═════ DATASET EXCERPTS
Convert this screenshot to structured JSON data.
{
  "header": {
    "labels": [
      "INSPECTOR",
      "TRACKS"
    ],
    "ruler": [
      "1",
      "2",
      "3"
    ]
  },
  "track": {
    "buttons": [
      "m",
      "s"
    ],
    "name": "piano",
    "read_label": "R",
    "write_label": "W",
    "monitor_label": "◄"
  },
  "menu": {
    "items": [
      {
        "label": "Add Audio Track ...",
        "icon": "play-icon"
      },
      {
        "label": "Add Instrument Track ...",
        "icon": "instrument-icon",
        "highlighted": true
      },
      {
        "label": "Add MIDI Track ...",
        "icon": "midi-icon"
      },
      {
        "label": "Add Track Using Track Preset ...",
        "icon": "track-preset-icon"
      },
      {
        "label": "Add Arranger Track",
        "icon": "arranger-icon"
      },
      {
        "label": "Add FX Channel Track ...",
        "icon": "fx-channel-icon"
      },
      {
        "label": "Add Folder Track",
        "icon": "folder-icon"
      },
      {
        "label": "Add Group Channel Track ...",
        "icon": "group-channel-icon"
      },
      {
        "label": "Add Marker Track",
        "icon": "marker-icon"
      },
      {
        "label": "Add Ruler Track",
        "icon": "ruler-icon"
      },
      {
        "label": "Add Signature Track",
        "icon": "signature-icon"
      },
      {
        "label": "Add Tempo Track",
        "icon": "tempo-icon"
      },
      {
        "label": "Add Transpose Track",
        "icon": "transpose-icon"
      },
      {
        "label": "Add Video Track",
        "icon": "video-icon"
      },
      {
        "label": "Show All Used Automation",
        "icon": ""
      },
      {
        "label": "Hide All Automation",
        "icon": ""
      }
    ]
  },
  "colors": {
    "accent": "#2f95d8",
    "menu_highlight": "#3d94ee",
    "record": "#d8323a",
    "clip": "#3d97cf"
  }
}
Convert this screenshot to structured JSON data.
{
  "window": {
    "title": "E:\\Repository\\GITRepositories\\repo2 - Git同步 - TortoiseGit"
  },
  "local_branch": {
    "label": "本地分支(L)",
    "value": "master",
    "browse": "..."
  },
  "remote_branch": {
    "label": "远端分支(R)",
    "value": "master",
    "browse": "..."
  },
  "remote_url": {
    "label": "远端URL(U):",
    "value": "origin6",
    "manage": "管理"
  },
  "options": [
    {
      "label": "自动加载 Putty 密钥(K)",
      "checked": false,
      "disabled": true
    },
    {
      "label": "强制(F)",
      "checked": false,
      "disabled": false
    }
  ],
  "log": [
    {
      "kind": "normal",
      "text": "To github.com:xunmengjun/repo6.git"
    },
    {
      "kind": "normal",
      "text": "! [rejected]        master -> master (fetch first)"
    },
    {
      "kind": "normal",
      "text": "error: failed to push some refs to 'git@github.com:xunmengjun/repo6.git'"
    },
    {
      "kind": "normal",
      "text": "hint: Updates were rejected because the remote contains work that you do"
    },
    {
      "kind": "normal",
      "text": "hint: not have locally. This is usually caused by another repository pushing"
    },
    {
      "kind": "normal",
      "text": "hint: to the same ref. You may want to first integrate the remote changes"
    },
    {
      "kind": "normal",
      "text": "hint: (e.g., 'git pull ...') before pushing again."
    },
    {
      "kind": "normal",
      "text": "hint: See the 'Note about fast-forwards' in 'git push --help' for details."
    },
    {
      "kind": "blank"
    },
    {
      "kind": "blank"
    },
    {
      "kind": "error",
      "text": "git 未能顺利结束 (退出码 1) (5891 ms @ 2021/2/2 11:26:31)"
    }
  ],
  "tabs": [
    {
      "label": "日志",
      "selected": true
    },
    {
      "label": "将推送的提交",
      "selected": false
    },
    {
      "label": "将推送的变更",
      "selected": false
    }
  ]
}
══════════
WORK TO DO: Print the listing above in its entirety, with every line exact.

SOLUTION:
Convert this screenshot to structured JSON data.
{
  "header": {
    "labels": [
      "INSPECTOR",
      "TRACKS"
    ],
    "ruler": [
      "1",
      "2",
      "3"
    ]
  },
  "track": {
    "buttons": [
      "m",
      "s"
    ],
    "name": "piano",
    "read_label": "R",
    "write_label": "W",
    "monitor_label": "◄"
  },
  "menu": {
    "items": [
      {
        "label": "Add Audio Track ...",
        "icon": "play-icon"
      },
      {
        "label": "Add Instrument Track ...",
        "icon": "instrument-icon",
        "highlighted": true
      },
      {
        "label": "Add MIDI Track ...",
        "icon": "midi-icon"
      },
      {
        "label": "Add Track Using Track Preset ...",
        "icon": "track-preset-icon"
      },
      {
        "label": "Add Arranger Track",
        "icon": "arranger-icon"
      },
      {
        "label": "Add FX Channel Track ...",
        "icon": "fx-channel-icon"
      },
      {
        "label": "Add Folder Track",
        "icon": "folder-icon"
      },
      {
        "label": "Add Group Channel Track ...",
        "icon": "group-channel-icon"
      },
      {
        "label": "Add Marker Track",
        "icon": "marker-icon"
      },
      {
        "label": "Add Ruler Track",
        "icon": "ruler-icon"
      },
      {
        "label": "Add Signature Track",
        "icon": "signature-icon"
      },
      {
        "label": "Add Tempo Track",
        "icon": "tempo-icon"
      },
      {
        "label": "Add Transpose Track",
        "icon": "transpose-icon"
      },
      {
        "label": "Add Video Track",
        "icon": "video-icon"
      },
      {
        "label": "Show All Used Automation",
        "icon": ""
      },
      {
        "label": "Hide All Automation",
        "icon": ""
      }
    ]
  },
  "colors": {
    "accent": "#2f95d8",
    "menu_highlight": "#3d94ee",
    "record": "#d8323a",
    "clip": "#3d97cf"
  }
}
Convert this screenshot to structured JSON data.
{
  "window": {
    "title": "E:\\Repository\\GITRepositories\\repo2 - Git同步 - TortoiseGit"
  },
  "local_branch": {
    "label": "本地分支(L)",
    "value": "master",
    "browse": "..."
  },
  "remote_branch": {
    "label": "远端分支(R)",
    "value": "master",
    "browse": "..."
  },
  "remote_url": {
    "label": "远端URL(U):",
    "value": "origin6",
    "manage": "管理"
  },
  "options": [
    {
      "label": "自动加载 Putty 密钥(K)",
      "checked": false,
      "disabled": true
    },
    {
      "label": "强制(F)",
      "checked": false,
      "disabled": false
    }
  ],
  "log": [
    {
      "kind": "normal",
      "text": "To github.com:xunmengjun/repo6.git"
    },
    {
      "kind": "normal",
      "text": "! [rejected]        master -> master (fetch first)"
    },
    {
      "kind": "normal",
      "text": "error: failed to push some refs to 'git@github.com:xunmengjun/repo6.git'"
    },
    {
      "kind": "normal",
      "text": "hint: Updates were rejected because the remote contains work that you do"
    },
    {
      "kind": "normal",
      "text": "hint: not have locally. This is usually caused by another repository pushing"
    },
    {
      "kind": "normal",
      "text": "hint: to the same ref. You may want to first integrate the remote changes"
    },
    {
      "kind": "normal",
      "text": "hint: (e.g., 'git pull ...') before pushing again."
    },
    {
      "kind": "normal",
      "text": "hint: See the 'Note about fast-forwards' in 'git push --help' for details."
    },
    {
      "kind": "blank"
    },
    {
      "kind": "blank"
    },
    {
      "kind": "error",
      "text": "git 未能顺利结束 (退出码 1) (5891 ms @ 2021/2/2 11:26:31)"
    }
  ],
  "tabs": [
    {
      "label": "日志",
      "selected": true
    },
    {
      "label": "将推送的提交",
      "selected": false
    },
    {
      "label": "将推送的变更",
      "selected": false
    }
  ]
}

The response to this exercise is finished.